### REQUIRED WORK
Make an exact copy of the entries, and keep any pictures out of it.

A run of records
[start]
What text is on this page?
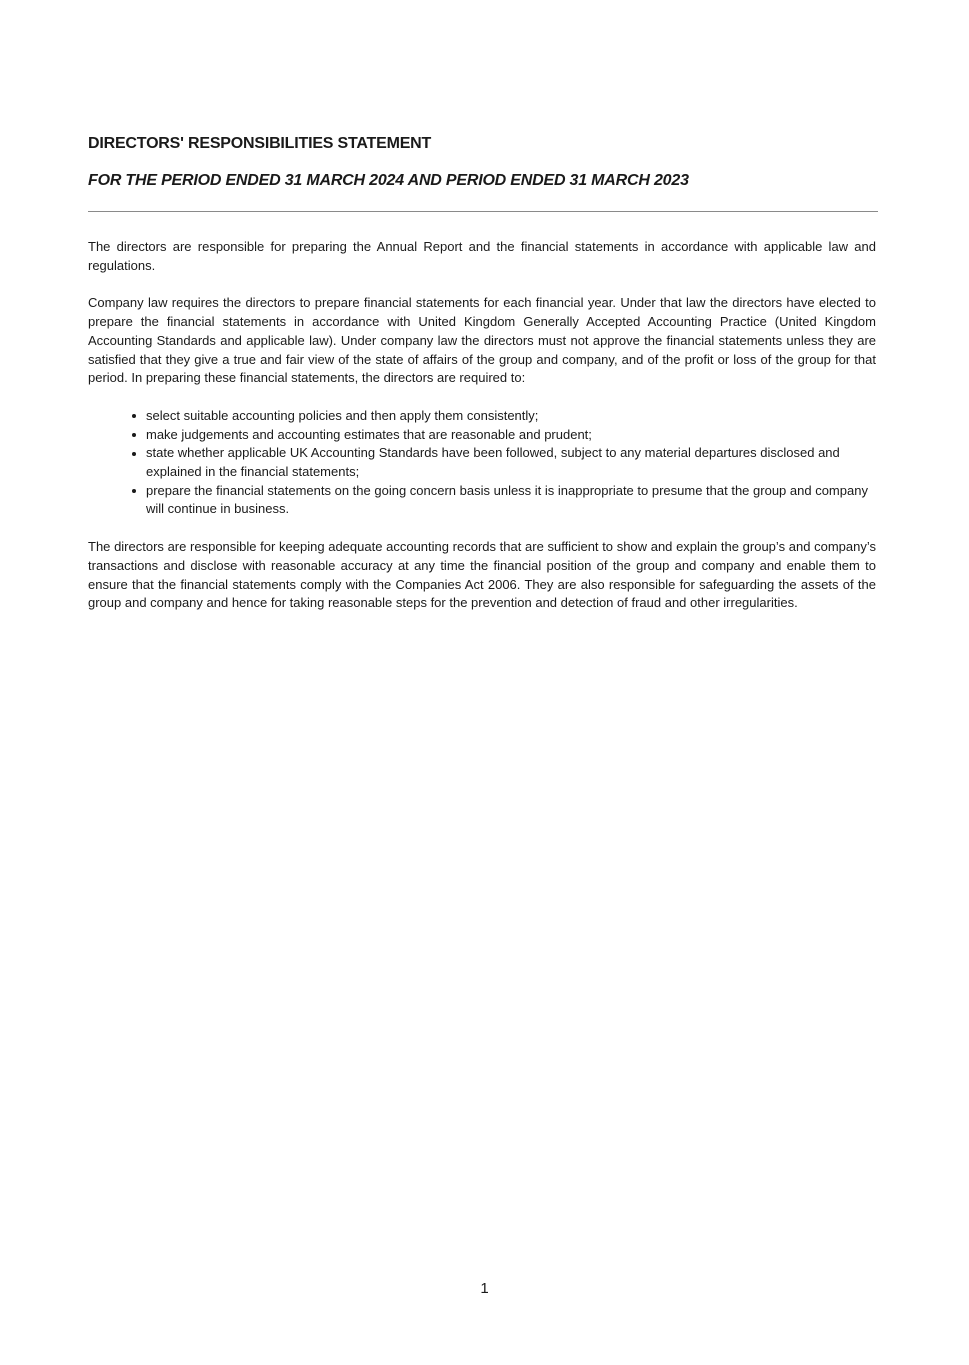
DIRECTORS' RESPONSIBILITIES STATEMENT
FOR THE PERIOD ENDED 31 MARCH 2024 AND PERIOD ENDED 31 MARCH 2023

The directors are responsible for preparing the Annual Report and the financial statements in accordance with applicable law and regulations.

Company law requires the directors to prepare financial statements for each financial year. Under that law the directors have elected to prepare the financial statements in accordance with United Kingdom Generally Accepted Accounting Practice (United Kingdom Accounting Standards and applicable law). Under company law the directors must not approve the financial statements unless they are satisfied that they give a true and fair view of the state of affairs of the group and company, and of the profit or loss of the group for that period. In preparing these financial statements, the directors are required to:

select suitable accounting policies and then apply them consistently;
make judgements and accounting estimates that are reasonable and prudent;
state whether applicable UK Accounting Standards have been followed, subject to any material departures disclosed and explained in the financial statements;
prepare the financial statements on the going concern basis unless it is inappropriate to presume that the group and company will continue in business.

The directors are responsible for keeping adequate accounting records that are sufficient to show and explain the group’s and company’s transactions and disclose with reasonable accuracy at any time the financial position of the group and company and enable them to ensure that the financial statements comply with the Companies Act 2006. They are also responsible for safeguarding the assets of the group and company and hence for taking reasonable steps for the prevention and detection of fraud and other irregularities.

1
[end]
### ANSWER BELOW
What text is on this page?
DIRECTORS' RESPONSIBILITIES STATEMENT
FOR THE PERIOD ENDED 31 MARCH 2024 AND PERIOD ENDED 31 MARCH 2023

The directors are responsible for preparing the Annual Report and the financial statements in accordance with applicable law and regulations.

Company law requires the directors to prepare financial statements for each financial year. Under that law the directors have elected to prepare the financial statements in accordance with United Kingdom Generally Accepted Accounting Practice (United Kingdom Accounting Standards and applicable law). Under company law the directors must not approve the financial statements unless they are satisfied that they give a true and fair view of the state of affairs of the group and company, and of the profit or loss of the group for that period. In preparing these financial statements, the directors are required to:

select suitable accounting policies and then apply them consistently;
make judgements and accounting estimates that are reasonable and prudent;
state whether applicable UK Accounting Standards have been followed, subject to any material departures disclosed and explained in the financial statements;
prepare the financial statements on the going concern basis unless it is inappropriate to presume that the group and company will continue in business.

The directors are responsible for keeping adequate accounting records that are sufficient to show and explain the group’s and company’s transactions and disclose with reasonable accuracy at any time the financial position of the group and company and enable them to ensure that the financial statements comply with the Companies Act 2006. They are also responsible for safeguarding the assets of the group and company and hence for taking reasonable steps for the prevention and detection of fraud and other irregularities.

1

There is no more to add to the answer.